◆ **Work to do**: For this exercise, copy out each line of the material below that includes "under".

[Recorded data]
+-------+

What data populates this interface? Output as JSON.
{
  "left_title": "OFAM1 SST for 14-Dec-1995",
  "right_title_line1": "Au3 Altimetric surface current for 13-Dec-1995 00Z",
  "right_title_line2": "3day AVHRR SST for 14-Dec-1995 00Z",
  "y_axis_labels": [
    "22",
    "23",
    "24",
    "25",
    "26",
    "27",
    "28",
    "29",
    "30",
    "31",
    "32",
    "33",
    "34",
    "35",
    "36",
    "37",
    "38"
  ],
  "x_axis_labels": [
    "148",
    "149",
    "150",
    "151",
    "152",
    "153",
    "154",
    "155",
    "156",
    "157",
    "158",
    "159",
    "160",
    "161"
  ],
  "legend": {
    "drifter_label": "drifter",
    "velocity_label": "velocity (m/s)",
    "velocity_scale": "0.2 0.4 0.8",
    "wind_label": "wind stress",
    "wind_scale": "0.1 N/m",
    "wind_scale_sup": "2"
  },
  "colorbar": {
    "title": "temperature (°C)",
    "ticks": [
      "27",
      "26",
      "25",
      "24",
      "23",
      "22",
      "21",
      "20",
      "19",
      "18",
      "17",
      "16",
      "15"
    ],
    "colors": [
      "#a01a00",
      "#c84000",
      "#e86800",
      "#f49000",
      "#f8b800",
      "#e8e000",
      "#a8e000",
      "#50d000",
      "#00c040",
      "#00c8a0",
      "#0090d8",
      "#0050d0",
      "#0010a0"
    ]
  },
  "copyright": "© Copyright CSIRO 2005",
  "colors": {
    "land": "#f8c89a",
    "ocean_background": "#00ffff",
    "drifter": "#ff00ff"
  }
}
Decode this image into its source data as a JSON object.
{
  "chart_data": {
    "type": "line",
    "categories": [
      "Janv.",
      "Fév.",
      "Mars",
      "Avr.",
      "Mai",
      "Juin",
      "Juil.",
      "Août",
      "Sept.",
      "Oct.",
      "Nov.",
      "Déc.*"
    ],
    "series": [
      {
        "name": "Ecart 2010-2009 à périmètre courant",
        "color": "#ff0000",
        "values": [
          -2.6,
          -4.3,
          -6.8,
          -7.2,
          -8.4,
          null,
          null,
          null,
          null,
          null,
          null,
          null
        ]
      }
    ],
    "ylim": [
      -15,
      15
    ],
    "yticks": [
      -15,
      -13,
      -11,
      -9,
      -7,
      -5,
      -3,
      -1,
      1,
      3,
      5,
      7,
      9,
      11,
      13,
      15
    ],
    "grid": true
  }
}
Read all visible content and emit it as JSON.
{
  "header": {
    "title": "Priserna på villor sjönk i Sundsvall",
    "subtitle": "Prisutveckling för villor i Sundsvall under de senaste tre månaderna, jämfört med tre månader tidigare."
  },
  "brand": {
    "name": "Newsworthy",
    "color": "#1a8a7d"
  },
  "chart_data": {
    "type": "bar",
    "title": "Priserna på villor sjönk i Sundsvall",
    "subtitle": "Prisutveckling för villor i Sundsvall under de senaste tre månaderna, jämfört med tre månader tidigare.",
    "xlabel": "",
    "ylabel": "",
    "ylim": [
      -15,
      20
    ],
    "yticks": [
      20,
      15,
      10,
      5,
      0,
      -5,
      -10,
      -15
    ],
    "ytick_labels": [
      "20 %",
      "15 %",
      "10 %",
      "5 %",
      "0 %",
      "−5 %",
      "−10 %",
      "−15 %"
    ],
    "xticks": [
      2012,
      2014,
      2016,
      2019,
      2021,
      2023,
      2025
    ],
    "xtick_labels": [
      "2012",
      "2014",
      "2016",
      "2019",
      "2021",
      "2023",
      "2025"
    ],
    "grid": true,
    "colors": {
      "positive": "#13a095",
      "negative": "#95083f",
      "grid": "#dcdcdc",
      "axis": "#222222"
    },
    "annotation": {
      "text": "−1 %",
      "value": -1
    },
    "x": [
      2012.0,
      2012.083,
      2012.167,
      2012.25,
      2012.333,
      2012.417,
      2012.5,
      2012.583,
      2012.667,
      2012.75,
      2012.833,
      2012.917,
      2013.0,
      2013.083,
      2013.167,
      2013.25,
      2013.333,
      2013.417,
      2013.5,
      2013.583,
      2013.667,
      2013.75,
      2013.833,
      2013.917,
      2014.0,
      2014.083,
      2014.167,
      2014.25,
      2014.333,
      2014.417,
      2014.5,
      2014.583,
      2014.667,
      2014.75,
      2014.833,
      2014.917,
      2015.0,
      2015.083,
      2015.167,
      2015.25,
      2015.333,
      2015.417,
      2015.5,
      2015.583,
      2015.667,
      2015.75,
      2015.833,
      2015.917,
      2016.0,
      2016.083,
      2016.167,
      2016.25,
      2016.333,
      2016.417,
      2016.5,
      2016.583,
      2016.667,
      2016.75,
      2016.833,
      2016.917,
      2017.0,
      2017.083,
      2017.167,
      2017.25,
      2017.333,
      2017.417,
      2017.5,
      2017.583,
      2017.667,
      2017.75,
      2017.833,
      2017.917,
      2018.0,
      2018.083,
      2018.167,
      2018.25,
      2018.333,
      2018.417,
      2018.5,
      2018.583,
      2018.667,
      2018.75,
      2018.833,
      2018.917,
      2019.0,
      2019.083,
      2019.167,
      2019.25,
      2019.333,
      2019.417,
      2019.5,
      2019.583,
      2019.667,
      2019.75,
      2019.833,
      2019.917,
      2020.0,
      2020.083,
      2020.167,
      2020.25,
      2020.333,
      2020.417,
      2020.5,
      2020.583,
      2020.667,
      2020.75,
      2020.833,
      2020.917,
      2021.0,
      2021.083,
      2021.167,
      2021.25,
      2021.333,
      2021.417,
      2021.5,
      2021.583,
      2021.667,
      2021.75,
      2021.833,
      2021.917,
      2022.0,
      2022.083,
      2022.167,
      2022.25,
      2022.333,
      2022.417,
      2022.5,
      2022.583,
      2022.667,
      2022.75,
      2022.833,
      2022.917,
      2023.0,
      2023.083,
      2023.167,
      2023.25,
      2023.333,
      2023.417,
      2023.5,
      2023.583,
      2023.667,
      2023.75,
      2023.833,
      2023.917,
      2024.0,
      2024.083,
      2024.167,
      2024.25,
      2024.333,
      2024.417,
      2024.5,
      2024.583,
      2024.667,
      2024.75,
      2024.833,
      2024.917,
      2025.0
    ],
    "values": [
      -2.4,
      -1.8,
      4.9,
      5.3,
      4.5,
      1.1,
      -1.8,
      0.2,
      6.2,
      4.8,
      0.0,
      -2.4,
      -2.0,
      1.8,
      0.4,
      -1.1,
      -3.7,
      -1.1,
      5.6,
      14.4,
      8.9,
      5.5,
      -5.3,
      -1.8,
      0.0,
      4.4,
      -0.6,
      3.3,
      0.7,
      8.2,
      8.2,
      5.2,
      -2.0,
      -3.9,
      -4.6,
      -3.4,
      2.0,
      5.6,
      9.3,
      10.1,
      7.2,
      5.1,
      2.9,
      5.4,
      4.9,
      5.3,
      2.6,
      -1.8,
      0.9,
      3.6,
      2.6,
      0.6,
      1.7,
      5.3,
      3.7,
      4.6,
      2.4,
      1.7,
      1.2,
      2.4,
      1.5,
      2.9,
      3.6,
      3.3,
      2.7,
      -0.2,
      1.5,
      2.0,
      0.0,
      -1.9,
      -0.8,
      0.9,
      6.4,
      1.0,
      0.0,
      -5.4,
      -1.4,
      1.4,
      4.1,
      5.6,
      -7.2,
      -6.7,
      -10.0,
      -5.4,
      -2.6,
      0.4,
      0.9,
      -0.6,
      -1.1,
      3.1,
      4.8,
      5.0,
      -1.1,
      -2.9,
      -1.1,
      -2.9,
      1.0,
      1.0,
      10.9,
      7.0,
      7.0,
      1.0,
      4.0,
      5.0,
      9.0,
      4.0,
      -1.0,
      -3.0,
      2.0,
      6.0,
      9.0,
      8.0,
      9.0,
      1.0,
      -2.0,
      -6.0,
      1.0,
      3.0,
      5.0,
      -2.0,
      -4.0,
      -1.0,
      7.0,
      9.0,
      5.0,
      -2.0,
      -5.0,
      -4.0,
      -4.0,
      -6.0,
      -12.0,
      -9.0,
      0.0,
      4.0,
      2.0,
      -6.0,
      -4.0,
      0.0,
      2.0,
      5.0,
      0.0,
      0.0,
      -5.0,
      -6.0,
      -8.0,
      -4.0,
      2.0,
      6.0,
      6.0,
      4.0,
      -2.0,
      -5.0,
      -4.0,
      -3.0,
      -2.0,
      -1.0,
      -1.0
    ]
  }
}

+-------+

◆ **Reply to the exercise**:
    "subtitle": "Prisutveckling för villor i Sundsvall under de senaste tre månaderna, jämfört med tre månader tidigare."
    "subtitle": "Prisutveckling för villor i Sundsvall under de senaste tre månaderna, jämfört med tre månader tidigare.",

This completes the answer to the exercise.